• _What is being asked_: Separate out the lines that hold "Network".

• _Input data_:
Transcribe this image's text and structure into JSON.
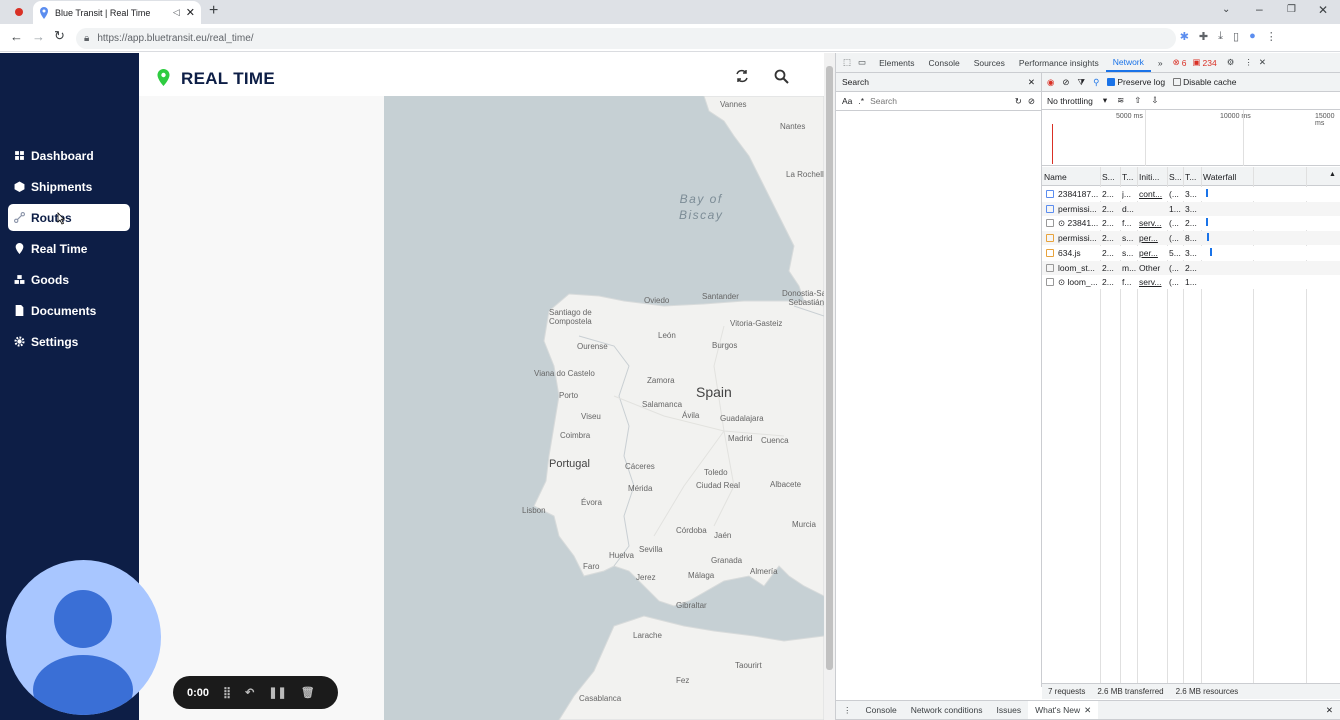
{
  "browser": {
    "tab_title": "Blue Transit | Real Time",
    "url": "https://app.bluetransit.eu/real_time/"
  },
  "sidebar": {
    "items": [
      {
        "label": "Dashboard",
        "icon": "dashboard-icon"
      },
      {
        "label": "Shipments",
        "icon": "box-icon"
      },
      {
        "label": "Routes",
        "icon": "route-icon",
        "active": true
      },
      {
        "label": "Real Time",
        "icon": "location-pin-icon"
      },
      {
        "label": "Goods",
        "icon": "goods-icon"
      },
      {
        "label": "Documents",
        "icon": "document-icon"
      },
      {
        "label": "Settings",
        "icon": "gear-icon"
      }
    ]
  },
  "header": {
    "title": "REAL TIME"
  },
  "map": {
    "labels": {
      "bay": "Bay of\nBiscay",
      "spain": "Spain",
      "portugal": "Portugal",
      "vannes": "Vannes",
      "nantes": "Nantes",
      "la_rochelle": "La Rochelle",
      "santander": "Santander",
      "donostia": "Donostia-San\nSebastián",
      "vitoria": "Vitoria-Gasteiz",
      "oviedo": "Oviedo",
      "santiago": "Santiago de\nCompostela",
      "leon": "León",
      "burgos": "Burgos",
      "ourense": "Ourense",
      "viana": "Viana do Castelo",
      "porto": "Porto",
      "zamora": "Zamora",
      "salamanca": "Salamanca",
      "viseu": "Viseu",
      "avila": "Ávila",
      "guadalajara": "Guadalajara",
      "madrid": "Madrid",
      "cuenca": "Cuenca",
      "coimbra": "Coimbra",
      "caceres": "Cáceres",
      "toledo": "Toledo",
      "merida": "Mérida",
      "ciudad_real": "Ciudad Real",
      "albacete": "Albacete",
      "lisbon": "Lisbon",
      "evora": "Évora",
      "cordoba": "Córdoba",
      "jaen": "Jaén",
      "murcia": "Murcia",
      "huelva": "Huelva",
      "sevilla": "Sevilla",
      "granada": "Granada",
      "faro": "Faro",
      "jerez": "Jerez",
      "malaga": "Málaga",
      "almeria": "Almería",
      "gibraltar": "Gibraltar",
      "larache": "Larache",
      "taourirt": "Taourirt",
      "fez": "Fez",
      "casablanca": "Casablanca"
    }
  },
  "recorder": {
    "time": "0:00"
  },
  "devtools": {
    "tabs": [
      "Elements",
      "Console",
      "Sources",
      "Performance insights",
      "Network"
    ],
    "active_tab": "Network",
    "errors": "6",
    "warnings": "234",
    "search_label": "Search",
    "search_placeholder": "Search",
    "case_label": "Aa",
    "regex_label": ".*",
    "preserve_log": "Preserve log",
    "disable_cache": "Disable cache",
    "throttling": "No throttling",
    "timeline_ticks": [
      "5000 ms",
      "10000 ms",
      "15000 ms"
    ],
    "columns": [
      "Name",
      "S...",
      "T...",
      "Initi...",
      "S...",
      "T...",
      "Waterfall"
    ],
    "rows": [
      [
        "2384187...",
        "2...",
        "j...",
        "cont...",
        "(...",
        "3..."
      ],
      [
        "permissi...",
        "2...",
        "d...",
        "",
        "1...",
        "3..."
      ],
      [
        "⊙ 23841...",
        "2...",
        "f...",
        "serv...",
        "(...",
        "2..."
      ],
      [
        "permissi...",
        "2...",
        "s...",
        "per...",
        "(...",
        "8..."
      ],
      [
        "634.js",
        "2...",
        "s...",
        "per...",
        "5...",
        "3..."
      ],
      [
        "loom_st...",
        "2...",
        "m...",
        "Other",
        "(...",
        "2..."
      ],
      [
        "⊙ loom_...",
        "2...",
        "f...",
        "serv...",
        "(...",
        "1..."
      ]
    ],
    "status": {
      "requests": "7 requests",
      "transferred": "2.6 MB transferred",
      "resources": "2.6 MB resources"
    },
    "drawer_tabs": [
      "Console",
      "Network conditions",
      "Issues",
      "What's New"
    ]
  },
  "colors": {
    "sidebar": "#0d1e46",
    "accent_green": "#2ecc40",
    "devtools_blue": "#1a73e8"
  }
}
--
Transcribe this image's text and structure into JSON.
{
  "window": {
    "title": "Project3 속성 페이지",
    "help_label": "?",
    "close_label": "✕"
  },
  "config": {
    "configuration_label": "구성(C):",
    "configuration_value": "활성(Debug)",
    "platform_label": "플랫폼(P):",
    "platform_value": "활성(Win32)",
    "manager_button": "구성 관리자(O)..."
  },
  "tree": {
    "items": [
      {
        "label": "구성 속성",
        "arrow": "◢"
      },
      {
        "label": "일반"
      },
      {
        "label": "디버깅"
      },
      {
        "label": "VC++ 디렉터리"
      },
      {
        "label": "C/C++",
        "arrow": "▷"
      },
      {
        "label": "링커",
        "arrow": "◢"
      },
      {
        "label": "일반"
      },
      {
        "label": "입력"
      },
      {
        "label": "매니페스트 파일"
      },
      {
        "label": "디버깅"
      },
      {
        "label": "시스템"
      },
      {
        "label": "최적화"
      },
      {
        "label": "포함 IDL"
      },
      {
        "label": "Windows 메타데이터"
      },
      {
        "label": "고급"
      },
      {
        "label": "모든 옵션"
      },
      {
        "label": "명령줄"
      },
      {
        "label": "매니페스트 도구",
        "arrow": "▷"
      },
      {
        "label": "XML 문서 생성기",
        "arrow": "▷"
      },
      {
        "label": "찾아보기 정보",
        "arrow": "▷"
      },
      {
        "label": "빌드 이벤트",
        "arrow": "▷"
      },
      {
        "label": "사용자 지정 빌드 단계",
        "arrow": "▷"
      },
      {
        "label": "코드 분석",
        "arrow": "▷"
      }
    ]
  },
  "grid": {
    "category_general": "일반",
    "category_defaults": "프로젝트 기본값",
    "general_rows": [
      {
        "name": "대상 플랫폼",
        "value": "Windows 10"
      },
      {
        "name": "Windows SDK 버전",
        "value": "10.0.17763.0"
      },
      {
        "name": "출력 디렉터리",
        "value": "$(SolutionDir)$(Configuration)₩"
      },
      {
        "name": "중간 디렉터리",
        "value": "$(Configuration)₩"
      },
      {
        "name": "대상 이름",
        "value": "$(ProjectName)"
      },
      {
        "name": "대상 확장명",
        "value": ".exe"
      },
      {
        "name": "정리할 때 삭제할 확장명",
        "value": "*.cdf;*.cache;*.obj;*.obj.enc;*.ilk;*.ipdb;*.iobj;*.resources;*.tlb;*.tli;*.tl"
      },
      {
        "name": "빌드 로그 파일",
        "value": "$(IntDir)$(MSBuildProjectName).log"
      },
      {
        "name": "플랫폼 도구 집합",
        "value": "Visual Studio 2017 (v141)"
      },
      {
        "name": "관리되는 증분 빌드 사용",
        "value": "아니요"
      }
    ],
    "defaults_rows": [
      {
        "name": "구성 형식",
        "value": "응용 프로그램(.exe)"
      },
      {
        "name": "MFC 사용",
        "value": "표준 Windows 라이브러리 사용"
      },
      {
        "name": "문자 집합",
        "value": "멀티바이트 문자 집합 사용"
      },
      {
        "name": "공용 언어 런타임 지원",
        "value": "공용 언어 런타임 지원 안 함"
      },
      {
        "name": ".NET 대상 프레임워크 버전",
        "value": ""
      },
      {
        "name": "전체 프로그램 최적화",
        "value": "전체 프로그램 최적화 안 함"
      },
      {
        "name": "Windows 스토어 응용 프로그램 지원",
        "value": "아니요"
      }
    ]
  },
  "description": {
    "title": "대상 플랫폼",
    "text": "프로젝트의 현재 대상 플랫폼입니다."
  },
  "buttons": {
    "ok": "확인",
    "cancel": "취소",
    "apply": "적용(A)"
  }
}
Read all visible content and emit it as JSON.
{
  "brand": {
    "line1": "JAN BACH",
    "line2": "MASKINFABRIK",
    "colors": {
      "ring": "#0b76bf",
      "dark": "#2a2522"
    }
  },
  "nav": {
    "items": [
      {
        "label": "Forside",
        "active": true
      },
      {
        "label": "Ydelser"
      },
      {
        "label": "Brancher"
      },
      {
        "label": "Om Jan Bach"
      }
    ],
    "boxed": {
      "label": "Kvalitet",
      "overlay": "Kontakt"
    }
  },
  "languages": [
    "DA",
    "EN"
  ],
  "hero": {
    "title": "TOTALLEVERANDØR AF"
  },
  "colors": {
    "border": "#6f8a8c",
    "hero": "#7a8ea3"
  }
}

• _Response to this task_:
      "Network"
    "active_tab": "Network",
      "Network conditions",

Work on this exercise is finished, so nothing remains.